Task goal
Copy out, exactly as given, every line from the line with "Parse this screenshot: output" to the end of the listing, both of those lines included.

The data

========

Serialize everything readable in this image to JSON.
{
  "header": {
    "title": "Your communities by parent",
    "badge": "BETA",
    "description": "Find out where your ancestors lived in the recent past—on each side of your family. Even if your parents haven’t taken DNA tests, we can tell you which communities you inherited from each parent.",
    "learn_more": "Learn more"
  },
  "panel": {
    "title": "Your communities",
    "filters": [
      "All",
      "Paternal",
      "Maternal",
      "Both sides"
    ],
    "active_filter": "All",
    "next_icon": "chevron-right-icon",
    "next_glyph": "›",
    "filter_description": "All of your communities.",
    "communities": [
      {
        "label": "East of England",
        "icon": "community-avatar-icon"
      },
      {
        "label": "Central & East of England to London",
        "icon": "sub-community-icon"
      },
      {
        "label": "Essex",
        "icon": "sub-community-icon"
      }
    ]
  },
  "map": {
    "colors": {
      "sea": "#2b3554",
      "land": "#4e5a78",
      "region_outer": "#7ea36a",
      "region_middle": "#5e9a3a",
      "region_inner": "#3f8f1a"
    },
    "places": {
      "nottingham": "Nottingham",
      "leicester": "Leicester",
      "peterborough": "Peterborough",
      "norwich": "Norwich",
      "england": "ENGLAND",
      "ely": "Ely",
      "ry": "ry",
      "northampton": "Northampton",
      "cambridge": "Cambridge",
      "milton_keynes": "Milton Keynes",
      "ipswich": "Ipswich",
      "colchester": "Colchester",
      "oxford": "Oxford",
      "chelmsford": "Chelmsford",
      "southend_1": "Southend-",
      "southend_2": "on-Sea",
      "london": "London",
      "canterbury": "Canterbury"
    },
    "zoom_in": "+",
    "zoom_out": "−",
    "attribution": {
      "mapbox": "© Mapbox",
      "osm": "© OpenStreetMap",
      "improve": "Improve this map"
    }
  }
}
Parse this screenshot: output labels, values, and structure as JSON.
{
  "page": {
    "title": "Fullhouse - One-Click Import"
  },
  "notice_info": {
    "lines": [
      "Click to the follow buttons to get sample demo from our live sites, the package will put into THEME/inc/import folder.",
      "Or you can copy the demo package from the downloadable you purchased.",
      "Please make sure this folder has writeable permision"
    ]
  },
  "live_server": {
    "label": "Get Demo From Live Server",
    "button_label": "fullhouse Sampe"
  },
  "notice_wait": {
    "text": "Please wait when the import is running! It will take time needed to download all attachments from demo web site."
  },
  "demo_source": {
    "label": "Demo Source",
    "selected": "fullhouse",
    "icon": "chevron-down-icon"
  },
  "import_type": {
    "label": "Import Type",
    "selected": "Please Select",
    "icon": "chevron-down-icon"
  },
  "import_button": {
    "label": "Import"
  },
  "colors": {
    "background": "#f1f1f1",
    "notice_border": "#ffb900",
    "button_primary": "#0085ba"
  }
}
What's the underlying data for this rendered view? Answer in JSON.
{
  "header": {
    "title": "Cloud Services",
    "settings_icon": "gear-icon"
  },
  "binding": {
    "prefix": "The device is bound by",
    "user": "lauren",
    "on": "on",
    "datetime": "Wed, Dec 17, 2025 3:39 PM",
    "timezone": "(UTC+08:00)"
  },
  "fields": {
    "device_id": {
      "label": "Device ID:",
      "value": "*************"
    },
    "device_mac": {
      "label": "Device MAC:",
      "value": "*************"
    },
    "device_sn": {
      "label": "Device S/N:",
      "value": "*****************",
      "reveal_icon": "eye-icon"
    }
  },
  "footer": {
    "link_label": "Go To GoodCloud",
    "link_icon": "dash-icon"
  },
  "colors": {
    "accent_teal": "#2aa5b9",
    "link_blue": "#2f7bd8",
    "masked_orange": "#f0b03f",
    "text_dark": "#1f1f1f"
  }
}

========

Output
Parse this screenshot: output labels, values, and structure as JSON.
{
  "page": {
    "title": "Fullhouse - One-Click Import"
  },
  "notice_info": {
    "lines": [
      "Click to the follow buttons to get sample demo from our live sites, the package will put into THEME/inc/import folder.",
      "Or you can copy the demo package from the downloadable you purchased.",
      "Please make sure this folder has writeable permision"
    ]
  },
  "live_server": {
    "label": "Get Demo From Live Server",
    "button_label": "fullhouse Sampe"
  },
  "notice_wait": {
    "text": "Please wait when the import is running! It will take time needed to download all attachments from demo web site."
  },
  "demo_source": {
    "label": "Demo Source",
    "selected": "fullhouse",
    "icon": "chevron-down-icon"
  },
  "import_type": {
    "label": "Import Type",
    "selected": "Please Select",
    "icon": "chevron-down-icon"
  },
  "import_button": {
    "label": "Import"
  },
  "colors": {
    "background": "#f1f1f1",
    "notice_border": "#ffb900",
    "button_primary": "#0085ba"
  }
}
What's the underlying data for this rendered view? Answer in JSON.
{
  "header": {
    "title": "Cloud Services",
    "settings_icon": "gear-icon"
  },
  "binding": {
    "prefix": "The device is bound by",
    "user": "lauren",
    "on": "on",
    "datetime": "Wed, Dec 17, 2025 3:39 PM",
    "timezone": "(UTC+08:00)"
  },
  "fields": {
    "device_id": {
      "label": "Device ID:",
      "value": "*************"
    },
    "device_mac": {
      "label": "Device MAC:",
      "value": "*************"
    },
    "device_sn": {
      "label": "Device S/N:",
      "value": "*****************",
      "reveal_icon": "eye-icon"
    }
  },
  "footer": {
    "link_label": "Go To GoodCloud",
    "link_icon": "dash-icon"
  },
  "colors": {
    "accent_teal": "#2aa5b9",
    "link_blue": "#2f7bd8",
    "masked_orange": "#f0b03f",
    "text_dark": "#1f1f1f"
  }
}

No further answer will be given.